* _Source text_:
______
While R is best known as an environment for statistical computing, it is also a great tool for numerical analysis (optimization, integration, interpolation, matrix operations, differential equations etc). Here is a flavour of the capabilities that R offers in analysing data.

For a basic introduction, see the analysis section of the getting started page. For a more thorough overview of regression using R in an astronomical context, see this tutorial here.

Numerical Analysis in R

Parameter optimization

  • To find the minimum value of a function within some interval, use optimize (optimise is a valid alias):
    fun <- function(x) x^2 + x - 1                   # create function
    curve(fun, xlim=c(-2, 1))                        # plot f unction
    ( res <- optimize(fun, interval=c(-10, 10)) )
    points(res$minimum, res$objective)               # plot point at minimum
    Now, let's say you want to find the x value of the function at which the y value equals some number (1.234, say):
    #--Define an auxiliary minimizing function:
    fun.aux <- function(x, target) ( fun(x) - target )^2
    ( res <- optimize(fun.aux, interval=c(-10, 10), target=1.234) )
______
* _Data shown_:
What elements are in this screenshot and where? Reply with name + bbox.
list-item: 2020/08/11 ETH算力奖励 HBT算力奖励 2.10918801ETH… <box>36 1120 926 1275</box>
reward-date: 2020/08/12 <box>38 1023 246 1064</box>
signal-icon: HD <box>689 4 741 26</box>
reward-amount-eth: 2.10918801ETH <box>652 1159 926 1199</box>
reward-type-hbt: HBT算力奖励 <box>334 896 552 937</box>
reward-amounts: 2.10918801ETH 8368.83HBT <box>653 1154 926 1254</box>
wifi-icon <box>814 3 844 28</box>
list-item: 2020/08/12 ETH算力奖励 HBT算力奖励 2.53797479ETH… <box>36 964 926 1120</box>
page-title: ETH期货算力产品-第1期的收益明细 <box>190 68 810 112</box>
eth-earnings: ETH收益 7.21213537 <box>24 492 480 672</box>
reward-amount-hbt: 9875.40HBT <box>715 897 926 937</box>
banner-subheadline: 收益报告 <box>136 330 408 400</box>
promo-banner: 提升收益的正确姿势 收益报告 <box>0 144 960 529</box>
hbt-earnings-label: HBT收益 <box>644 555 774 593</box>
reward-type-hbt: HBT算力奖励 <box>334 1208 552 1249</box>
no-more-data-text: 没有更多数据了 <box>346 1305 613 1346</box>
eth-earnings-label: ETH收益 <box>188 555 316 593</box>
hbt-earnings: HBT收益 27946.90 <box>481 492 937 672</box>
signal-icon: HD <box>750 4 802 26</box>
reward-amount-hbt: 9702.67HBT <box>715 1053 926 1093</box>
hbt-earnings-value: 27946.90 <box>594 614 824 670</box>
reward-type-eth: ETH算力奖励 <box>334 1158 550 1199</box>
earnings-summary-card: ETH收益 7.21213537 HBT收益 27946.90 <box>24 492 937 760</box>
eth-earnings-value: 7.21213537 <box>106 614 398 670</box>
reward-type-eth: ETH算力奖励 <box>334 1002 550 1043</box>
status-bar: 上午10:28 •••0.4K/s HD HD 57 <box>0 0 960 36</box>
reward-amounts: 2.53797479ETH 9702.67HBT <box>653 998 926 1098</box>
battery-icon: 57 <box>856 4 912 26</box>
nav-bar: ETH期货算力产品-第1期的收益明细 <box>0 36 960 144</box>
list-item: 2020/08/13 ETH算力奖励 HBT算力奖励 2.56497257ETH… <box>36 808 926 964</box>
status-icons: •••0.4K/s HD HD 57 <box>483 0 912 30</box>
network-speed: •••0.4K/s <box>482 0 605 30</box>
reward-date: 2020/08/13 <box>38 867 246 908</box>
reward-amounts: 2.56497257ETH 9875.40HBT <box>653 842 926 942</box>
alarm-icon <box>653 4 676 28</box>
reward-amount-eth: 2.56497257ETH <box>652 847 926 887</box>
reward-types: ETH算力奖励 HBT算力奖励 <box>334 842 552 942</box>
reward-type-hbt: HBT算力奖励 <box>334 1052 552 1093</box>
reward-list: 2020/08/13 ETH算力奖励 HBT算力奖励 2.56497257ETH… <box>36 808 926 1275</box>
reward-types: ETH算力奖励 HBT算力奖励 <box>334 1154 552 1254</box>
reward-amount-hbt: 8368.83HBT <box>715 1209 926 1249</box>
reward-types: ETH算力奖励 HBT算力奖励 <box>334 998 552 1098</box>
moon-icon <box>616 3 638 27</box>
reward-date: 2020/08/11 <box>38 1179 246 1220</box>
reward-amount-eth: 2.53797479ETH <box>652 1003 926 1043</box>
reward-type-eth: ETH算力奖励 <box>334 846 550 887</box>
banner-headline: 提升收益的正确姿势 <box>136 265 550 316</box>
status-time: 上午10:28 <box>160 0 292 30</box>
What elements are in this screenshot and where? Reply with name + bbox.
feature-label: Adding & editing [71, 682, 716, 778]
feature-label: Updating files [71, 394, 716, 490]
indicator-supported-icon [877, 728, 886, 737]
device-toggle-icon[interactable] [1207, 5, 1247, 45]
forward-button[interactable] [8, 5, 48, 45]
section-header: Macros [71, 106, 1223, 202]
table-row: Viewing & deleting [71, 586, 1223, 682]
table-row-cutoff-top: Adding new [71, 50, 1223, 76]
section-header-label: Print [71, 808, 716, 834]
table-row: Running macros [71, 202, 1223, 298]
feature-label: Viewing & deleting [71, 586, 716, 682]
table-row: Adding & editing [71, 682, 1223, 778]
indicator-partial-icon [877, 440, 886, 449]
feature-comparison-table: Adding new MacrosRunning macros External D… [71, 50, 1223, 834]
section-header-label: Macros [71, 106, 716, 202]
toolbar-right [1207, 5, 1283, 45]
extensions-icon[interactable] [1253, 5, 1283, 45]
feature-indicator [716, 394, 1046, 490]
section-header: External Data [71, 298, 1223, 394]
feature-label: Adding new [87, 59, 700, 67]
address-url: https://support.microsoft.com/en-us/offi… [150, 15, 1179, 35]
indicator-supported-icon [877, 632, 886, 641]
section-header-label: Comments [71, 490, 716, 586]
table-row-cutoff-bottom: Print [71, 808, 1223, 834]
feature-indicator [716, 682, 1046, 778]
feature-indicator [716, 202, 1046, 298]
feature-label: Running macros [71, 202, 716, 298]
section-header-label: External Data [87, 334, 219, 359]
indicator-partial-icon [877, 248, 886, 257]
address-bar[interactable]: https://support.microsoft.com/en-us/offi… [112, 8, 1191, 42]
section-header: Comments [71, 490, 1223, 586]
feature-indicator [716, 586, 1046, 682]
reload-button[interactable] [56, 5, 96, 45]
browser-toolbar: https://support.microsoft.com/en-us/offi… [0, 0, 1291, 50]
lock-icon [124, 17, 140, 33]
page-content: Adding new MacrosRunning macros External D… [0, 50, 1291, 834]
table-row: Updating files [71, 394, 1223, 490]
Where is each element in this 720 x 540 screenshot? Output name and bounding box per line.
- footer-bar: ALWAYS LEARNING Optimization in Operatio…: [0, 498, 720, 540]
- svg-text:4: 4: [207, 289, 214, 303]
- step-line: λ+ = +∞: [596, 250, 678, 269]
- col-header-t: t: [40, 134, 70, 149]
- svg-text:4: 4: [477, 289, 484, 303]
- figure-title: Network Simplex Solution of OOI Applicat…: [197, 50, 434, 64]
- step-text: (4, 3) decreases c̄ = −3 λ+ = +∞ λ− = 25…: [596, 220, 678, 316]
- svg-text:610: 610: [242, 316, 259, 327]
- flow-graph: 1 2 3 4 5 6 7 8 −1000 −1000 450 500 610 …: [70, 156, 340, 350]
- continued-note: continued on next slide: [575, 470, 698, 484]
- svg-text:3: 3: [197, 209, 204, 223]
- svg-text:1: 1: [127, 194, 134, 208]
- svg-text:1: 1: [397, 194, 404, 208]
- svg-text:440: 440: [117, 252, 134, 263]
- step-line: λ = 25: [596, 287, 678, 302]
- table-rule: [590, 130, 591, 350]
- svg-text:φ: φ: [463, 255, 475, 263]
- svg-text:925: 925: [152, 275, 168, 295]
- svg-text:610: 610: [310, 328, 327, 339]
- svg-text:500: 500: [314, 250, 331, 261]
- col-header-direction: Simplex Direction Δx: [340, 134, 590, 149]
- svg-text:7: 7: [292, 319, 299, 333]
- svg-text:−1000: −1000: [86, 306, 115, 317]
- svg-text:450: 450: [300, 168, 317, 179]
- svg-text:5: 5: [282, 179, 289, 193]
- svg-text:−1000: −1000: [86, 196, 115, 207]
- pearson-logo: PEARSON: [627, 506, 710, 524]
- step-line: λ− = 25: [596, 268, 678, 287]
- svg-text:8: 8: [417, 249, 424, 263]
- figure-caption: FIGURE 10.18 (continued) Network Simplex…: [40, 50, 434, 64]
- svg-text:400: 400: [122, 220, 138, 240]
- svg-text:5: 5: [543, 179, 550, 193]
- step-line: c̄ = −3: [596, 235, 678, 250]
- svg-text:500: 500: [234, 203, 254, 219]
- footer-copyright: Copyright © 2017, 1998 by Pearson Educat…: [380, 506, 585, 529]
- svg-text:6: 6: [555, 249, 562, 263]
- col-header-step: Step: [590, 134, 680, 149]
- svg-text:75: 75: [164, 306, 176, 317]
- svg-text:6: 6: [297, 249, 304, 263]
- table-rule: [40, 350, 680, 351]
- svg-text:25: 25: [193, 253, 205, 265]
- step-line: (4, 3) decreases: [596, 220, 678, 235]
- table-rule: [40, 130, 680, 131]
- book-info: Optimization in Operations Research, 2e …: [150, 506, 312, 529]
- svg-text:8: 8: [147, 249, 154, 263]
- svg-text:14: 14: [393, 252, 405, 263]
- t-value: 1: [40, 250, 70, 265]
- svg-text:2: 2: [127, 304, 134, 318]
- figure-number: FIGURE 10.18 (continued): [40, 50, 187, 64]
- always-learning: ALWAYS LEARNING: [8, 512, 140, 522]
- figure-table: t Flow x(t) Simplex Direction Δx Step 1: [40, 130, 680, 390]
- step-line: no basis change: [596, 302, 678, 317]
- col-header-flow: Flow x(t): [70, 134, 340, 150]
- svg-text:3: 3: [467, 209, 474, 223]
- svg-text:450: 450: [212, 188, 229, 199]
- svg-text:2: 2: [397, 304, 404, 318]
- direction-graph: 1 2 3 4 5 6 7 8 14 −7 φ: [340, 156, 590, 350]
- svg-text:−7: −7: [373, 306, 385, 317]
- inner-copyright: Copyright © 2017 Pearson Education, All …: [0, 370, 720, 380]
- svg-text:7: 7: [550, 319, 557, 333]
______
* _Requests_:
A. From the R numerical analysis page, list every area of numerical analysis that its opening sentence names as something R handles well.
B. According to the R numerical analysis page, are these statements correct? (i) optimise can be used in place of optimize. (ii) In the example, optimize searches for the minimum between -2 and 1. (iii) The example that looks for an x value uses 1.234 as the target y value. For each, answer yes or no and quote the words that decide it.

* _Final answers_:
A. optimization, integration, interpolation, matrix operations, differential equations

B.
(i) Yes: "optimise is a valid alias"
(ii) No: "optimize(fun, interval=c(-10, 10))"
(iii) Yes: "target=1.234"